THE EXERCISE. Below are entries to be transcribed exactly; exclude the pictures from the copy.

====== DATA PROVIDED

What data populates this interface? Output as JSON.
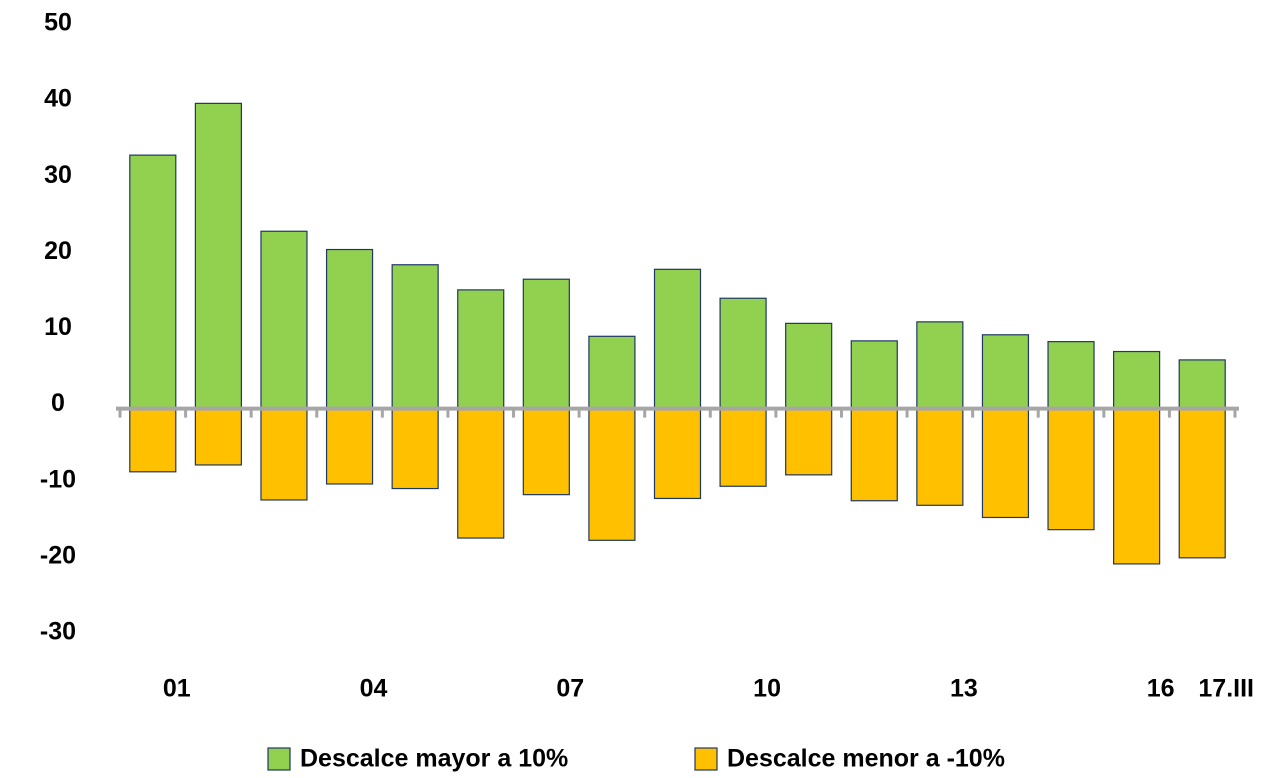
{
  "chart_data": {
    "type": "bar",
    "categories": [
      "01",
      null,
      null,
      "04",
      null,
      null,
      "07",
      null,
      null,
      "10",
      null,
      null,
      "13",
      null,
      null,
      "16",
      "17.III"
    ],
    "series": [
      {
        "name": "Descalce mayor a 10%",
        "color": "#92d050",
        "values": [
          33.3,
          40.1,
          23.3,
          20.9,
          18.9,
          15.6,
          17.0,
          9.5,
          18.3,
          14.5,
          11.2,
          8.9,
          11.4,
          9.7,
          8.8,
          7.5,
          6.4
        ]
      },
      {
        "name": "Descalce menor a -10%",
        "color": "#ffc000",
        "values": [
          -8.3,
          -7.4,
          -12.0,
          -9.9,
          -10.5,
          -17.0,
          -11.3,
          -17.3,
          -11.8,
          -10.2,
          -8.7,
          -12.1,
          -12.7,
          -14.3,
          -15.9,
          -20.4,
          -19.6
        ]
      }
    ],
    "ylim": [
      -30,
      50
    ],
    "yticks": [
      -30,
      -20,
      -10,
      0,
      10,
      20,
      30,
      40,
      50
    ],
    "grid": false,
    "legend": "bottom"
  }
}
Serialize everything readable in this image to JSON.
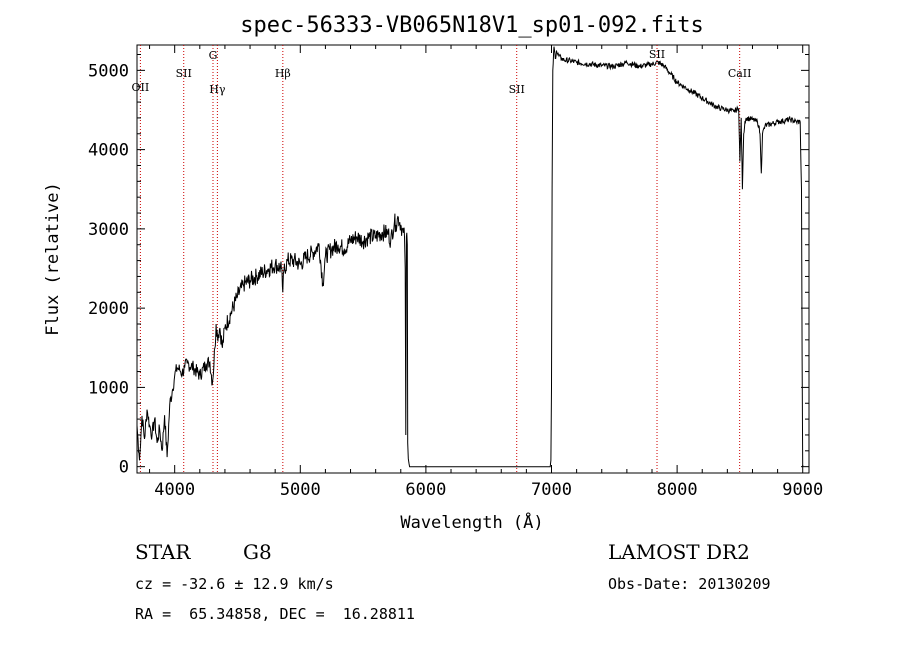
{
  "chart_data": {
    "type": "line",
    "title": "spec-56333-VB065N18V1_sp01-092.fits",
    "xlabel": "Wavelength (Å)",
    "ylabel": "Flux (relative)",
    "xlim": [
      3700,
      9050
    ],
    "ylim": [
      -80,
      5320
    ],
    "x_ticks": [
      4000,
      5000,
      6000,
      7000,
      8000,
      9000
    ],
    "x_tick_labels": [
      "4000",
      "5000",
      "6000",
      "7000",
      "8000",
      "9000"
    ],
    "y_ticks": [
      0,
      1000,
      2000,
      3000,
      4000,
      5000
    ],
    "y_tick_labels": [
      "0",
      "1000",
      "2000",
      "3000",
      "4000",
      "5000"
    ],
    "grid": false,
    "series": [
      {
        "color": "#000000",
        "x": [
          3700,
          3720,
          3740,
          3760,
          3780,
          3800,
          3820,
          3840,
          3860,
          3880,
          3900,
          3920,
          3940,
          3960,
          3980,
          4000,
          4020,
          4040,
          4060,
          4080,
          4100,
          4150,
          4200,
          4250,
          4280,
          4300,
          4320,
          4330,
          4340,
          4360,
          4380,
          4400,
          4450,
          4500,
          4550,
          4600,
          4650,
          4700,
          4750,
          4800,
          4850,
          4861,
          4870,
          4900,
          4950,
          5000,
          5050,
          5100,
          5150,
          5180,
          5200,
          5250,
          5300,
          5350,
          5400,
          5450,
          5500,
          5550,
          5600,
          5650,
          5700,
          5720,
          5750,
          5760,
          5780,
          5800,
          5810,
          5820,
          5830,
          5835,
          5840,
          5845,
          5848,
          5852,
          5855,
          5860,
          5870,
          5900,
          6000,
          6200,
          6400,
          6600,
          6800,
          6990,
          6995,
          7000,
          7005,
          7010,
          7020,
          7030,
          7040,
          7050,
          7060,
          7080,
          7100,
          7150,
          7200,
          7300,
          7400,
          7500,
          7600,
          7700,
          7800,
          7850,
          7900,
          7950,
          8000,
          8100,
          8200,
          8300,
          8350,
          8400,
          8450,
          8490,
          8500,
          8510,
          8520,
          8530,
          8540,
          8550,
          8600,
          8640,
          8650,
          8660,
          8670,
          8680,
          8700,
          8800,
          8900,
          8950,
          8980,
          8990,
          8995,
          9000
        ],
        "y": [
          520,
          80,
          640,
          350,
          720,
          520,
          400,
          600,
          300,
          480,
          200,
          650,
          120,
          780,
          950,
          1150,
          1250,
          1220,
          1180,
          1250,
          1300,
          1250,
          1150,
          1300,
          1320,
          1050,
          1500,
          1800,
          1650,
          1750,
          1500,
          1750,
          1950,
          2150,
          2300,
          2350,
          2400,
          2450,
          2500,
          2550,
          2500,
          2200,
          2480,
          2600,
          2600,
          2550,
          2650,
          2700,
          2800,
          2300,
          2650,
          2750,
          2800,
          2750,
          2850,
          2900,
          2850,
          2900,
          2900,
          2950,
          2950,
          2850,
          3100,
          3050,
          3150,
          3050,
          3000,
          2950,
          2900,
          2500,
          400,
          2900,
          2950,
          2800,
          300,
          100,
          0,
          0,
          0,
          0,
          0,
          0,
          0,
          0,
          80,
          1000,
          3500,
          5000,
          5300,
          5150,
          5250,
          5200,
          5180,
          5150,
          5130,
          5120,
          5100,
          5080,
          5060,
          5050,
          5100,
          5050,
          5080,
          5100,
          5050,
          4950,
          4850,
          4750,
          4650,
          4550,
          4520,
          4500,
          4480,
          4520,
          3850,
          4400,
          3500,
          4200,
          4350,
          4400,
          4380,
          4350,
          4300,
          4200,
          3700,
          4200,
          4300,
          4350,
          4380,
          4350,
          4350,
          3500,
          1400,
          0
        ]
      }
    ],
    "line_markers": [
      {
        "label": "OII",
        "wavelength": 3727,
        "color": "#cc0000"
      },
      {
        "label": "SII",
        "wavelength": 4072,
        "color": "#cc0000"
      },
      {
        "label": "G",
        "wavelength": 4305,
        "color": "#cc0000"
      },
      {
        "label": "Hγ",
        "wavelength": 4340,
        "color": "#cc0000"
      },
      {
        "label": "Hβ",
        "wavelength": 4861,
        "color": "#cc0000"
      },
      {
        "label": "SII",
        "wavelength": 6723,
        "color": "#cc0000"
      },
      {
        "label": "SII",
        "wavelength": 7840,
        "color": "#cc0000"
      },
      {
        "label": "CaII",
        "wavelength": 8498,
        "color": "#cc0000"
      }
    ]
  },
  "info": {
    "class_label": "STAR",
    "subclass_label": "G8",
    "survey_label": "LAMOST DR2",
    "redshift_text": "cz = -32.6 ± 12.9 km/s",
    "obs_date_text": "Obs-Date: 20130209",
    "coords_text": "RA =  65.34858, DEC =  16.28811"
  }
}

============

FINISHED TASK.
What data populates this interface? Output as JSON.
{
  "chart_data": {
    "type": "bar",
    "categories": [
      "01",
      null,
      null,
      "04",
      null,
      null,
      "07",
      null,
      null,
      "10",
      null,
      null,
      "13",
      null,
      null,
      "16",
      "17.III"
    ],
    "series": [
      {
        "name": "Descalce mayor a 10%",
        "color": "#92d050",
        "values": [
          33.3,
          40.1,
          23.3,
          20.9,
          18.9,
          15.6,
          17.0,
          9.5,
          18.3,
          14.5,
          11.2,
          8.9,
          11.4,
          9.7,
          8.8,
          7.5,
          6.4
        ]
      },
      {
        "name": "Descalce menor a -10%",
        "color": "#ffc000",
        "values": [
          -8.3,
          -7.4,
          -12.0,
          -9.9,
          -10.5,
          -17.0,
          -11.3,
          -17.3,
          -11.8,
          -10.2,
          -8.7,
          -12.1,
          -12.7,
          -14.3,
          -15.9,
          -20.4,
          -19.6
        ]
      }
    ],
    "ylim": [
      -30,
      50
    ],
    "yticks": [
      -30,
      -20,
      -10,
      0,
      10,
      20,
      30,
      40,
      50
    ],
    "grid": false,
    "legend": "bottom"
  }
}
Serialize everything readable in this image to JSON.
{
  "chart_data": {
    "type": "line",
    "title": "spec-56333-VB065N18V1_sp01-092.fits",
    "xlabel": "Wavelength (Å)",
    "ylabel": "Flux (relative)",
    "xlim": [
      3700,
      9050
    ],
    "ylim": [
      -80,
      5320
    ],
    "x_ticks": [
      4000,
      5000,
      6000,
      7000,
      8000,
      9000
    ],
    "x_tick_labels": [
      "4000",
      "5000",
      "6000",
      "7000",
      "8000",
      "9000"
    ],
    "y_ticks": [
      0,
      1000,
      2000,
      3000,
      4000,
      5000
    ],
    "y_tick_labels": [
      "0",
      "1000",
      "2000",
      "3000",
      "4000",
      "5000"
    ],
    "grid": false,
    "series": [
      {
        "color": "#000000",
        "x": [
          3700,
          3720,
          3740,
          3760,
          3780,
          3800,
          3820,
          3840,
          3860,
          3880,
          3900,
          3920,
          3940,
          3960,
          3980,
          4000,
          4020,
          4040,
          4060,
          4080,
          4100,
          4150,
          4200,
          4250,
          4280,
          4300,
          4320,
          4330,
          4340,
          4360,
          4380,
          4400,
          4450,
          4500,
          4550,
          4600,
          4650,
          4700,
          4750,
          4800,
          4850,
          4861,
          4870,
          4900,
          4950,
          5000,
          5050,
          5100,
          5150,
          5180,
          5200,
          5250,
          5300,
          5350,
          5400,
          5450,
          5500,
          5550,
          5600,
          5650,
          5700,
          5720,
          5750,
          5760,
          5780,
          5800,
          5810,
          5820,
          5830,
          5835,
          5840,
          5845,
          5848,
          5852,
          5855,
          5860,
          5870,
          5900,
          6000,
          6200,
          6400,
          6600,
          6800,
          6990,
          6995,
          7000,
          7005,
          7010,
          7020,
          7030,
          7040,
          7050,
          7060,
          7080,
          7100,
          7150,
          7200,
          7300,
          7400,
          7500,
          7600,
          7700,
          7800,
          7850,
          7900,
          7950,
          8000,
          8100,
          8200,
          8300,
          8350,
          8400,
          8450,
          8490,
          8500,
          8510,
          8520,
          8530,
          8540,
          8550,
          8600,
          8640,
          8650,
          8660,
          8670,
          8680,
          8700,
          8800,
          8900,
          8950,
          8980,
          8990,
          8995,
          9000
        ],
        "y": [
          520,
          80,
          640,
          350,
          720,
          520,
          400,
          600,
          300,
          480,
          200,
          650,
          120,
          780,
          950,
          1150,
          1250,
          1220,
          1180,
          1250,
          1300,
          1250,
          1150,
          1300,
          1320,
          1050,
          1500,
          1800,
          1650,
          1750,
          1500,
          1750,
          1950,
          2150,
          2300,
          2350,
          2400,
          2450,
          2500,
          2550,
          2500,
          2200,
          2480,
          2600,
          2600,
          2550,
          2650,
          2700,
          2800,
          2300,
          2650,
          2750,
          2800,
          2750,
          2850,
          2900,
          2850,
          2900,
          2900,
          2950,
          2950,
          2850,
          3100,
          3050,
          3150,
          3050,
          3000,
          2950,
          2900,
          2500,
          400,
          2900,
          2950,
          2800,
          300,
          100,
          0,
          0,
          0,
          0,
          0,
          0,
          0,
          0,
          80,
          1000,
          3500,
          5000,
          5300,
          5150,
          5250,
          5200,
          5180,
          5150,
          5130,
          5120,
          5100,
          5080,
          5060,
          5050,
          5100,
          5050,
          5080,
          5100,
          5050,
          4950,
          4850,
          4750,
          4650,
          4550,
          4520,
          4500,
          4480,
          4520,
          3850,
          4400,
          3500,
          4200,
          4350,
          4400,
          4380,
          4350,
          4300,
          4200,
          3700,
          4200,
          4300,
          4350,
          4380,
          4350,
          4350,
          3500,
          1400,
          0
        ]
      }
    ],
    "line_markers": [
      {
        "label": "OII",
        "wavelength": 3727,
        "color": "#cc0000"
      },
      {
        "label": "SII",
        "wavelength": 4072,
        "color": "#cc0000"
      },
      {
        "label": "G",
        "wavelength": 4305,
        "color": "#cc0000"
      },
      {
        "label": "Hγ",
        "wavelength": 4340,
        "color": "#cc0000"
      },
      {
        "label": "Hβ",
        "wavelength": 4861,
        "color": "#cc0000"
      },
      {
        "label": "SII",
        "wavelength": 6723,
        "color": "#cc0000"
      },
      {
        "label": "SII",
        "wavelength": 7840,
        "color": "#cc0000"
      },
      {
        "label": "CaII",
        "wavelength": 8498,
        "color": "#cc0000"
      }
    ]
  },
  "info": {
    "class_label": "STAR",
    "subclass_label": "G8",
    "survey_label": "LAMOST DR2",
    "redshift_text": "cz = -32.6 ± 12.9 km/s",
    "obs_date_text": "Obs-Date: 20130209",
    "coords_text": "RA =  65.34858, DEC =  16.28811"
  }
}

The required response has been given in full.